(Exercise instructions):
Copy each line with the word "client" in it.

(Dataset entries on figures):
--
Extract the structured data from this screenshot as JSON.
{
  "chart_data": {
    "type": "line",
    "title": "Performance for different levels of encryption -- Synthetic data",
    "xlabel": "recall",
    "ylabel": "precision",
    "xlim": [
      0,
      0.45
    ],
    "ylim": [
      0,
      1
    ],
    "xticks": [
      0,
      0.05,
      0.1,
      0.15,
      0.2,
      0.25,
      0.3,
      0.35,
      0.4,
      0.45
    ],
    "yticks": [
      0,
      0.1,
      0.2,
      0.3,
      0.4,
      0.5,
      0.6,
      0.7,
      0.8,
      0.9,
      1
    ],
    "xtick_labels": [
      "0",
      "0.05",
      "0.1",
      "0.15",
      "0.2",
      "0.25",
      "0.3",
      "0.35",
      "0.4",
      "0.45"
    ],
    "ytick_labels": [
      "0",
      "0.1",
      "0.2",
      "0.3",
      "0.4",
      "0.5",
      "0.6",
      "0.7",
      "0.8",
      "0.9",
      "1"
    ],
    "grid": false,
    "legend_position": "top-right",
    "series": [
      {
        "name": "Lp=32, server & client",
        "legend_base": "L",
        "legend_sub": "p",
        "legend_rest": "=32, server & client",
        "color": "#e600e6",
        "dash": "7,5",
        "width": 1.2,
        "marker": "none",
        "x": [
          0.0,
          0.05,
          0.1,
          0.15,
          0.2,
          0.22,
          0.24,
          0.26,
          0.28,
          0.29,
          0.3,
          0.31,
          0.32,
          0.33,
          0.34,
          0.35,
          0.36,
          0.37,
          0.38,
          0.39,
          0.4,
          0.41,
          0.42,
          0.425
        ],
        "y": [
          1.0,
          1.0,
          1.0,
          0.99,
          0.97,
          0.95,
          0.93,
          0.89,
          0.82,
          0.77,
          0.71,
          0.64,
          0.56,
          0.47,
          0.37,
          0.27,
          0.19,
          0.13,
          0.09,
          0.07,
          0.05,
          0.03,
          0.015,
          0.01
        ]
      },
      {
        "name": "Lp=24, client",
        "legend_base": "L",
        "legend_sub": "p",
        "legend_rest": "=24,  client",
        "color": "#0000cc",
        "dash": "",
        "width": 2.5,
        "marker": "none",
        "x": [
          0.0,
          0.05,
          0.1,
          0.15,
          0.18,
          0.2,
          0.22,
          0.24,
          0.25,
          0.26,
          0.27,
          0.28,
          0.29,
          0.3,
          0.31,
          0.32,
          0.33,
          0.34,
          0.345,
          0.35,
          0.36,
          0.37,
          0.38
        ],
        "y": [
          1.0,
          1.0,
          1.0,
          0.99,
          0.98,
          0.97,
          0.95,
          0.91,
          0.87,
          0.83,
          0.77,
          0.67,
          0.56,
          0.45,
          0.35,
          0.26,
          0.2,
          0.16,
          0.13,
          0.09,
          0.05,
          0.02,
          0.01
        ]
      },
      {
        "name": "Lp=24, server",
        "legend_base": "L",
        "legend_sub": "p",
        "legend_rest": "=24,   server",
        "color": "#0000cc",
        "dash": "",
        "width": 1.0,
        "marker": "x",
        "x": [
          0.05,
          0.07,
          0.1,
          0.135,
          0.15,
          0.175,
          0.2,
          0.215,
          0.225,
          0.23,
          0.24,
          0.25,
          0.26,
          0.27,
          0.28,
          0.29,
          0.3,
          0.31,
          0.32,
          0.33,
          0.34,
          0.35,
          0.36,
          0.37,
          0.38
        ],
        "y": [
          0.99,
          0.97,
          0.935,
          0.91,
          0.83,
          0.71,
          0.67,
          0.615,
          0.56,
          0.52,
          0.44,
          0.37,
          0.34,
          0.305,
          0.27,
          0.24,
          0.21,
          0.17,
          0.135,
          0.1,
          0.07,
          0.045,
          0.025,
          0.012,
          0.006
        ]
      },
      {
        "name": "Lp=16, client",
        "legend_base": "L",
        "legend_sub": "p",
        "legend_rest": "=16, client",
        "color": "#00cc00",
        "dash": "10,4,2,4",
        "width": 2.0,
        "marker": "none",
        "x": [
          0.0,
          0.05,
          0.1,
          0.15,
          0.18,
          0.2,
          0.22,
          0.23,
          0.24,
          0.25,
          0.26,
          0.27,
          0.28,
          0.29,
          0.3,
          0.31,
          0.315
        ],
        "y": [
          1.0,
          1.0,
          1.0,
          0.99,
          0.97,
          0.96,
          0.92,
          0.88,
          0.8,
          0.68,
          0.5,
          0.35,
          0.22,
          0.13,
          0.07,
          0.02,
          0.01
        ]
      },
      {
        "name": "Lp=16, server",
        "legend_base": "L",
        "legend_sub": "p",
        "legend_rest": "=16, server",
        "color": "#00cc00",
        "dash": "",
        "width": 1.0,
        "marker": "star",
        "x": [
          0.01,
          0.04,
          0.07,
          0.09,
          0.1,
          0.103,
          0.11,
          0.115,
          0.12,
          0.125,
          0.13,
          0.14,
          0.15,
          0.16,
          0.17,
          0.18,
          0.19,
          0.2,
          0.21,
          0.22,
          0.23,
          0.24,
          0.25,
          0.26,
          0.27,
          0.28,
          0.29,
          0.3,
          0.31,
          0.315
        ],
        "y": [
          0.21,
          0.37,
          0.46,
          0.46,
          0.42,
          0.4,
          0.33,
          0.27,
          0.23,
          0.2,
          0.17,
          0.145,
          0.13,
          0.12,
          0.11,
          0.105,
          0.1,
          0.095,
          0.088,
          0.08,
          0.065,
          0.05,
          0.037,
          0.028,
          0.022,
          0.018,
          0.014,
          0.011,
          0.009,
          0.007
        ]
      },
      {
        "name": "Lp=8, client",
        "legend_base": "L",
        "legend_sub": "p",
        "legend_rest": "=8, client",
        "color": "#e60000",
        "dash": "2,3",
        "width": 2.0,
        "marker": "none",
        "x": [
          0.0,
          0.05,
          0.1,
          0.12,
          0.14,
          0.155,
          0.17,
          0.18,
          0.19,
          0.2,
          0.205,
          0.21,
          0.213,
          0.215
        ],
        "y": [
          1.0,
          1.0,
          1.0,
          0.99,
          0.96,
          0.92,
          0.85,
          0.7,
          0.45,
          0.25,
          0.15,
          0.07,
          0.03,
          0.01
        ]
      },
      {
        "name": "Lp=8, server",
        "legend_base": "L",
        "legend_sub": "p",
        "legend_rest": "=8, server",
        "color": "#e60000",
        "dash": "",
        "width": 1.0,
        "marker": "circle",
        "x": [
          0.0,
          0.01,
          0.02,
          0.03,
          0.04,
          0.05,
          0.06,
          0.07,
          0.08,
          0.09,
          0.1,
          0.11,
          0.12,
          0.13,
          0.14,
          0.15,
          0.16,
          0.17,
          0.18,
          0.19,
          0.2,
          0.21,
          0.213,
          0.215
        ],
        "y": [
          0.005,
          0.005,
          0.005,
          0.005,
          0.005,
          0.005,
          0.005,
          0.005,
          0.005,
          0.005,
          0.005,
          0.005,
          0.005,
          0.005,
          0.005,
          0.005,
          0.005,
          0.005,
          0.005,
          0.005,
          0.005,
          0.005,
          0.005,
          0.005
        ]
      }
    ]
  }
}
--
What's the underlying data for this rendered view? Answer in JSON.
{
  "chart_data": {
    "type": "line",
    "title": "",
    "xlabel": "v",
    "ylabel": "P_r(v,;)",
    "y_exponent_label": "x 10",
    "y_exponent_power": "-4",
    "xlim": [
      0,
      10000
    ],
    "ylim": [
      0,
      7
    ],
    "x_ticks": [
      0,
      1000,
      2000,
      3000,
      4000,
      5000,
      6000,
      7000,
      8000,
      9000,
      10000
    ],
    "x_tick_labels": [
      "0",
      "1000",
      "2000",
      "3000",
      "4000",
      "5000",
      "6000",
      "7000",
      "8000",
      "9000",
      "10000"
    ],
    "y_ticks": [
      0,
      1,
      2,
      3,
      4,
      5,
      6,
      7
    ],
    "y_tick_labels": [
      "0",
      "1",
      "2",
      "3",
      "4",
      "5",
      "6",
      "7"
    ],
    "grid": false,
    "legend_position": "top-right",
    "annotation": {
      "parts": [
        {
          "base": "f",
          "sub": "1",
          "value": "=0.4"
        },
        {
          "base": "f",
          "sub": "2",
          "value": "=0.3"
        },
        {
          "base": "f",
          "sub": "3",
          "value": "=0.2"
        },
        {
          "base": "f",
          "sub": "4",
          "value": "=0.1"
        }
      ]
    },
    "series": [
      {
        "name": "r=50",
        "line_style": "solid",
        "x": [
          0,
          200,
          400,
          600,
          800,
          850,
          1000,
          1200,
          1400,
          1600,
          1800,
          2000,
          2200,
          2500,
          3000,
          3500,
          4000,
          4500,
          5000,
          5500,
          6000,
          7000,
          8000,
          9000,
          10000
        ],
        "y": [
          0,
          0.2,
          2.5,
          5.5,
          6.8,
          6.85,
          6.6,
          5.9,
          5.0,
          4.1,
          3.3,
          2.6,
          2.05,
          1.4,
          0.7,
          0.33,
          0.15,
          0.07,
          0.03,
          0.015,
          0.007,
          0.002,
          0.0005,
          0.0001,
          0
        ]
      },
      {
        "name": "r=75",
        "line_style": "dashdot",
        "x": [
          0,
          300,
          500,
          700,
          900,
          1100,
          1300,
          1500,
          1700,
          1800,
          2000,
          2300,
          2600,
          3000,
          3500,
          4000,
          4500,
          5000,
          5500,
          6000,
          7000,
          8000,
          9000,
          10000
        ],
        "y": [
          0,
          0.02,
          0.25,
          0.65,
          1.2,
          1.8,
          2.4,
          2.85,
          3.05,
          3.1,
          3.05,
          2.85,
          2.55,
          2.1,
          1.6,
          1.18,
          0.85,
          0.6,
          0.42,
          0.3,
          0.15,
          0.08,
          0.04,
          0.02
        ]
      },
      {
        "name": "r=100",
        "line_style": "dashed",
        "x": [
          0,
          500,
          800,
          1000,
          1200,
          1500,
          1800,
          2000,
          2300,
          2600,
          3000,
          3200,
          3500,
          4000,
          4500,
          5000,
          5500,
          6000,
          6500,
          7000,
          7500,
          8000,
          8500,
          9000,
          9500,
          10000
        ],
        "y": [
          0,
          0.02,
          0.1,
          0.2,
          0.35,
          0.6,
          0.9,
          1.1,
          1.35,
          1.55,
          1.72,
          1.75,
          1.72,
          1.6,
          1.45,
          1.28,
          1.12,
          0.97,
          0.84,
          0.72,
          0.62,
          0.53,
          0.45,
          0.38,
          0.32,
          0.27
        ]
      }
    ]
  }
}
--
(Finished task):
        "name": "Lp=32, server & client",
        "legend_rest": "=32, server & client",
        "name": "Lp=24, client",
        "legend_rest": "=24,  client",
        "name": "Lp=16, client",
        "legend_rest": "=16, client",
        "name": "Lp=8, client",
        "legend_rest": "=8, client",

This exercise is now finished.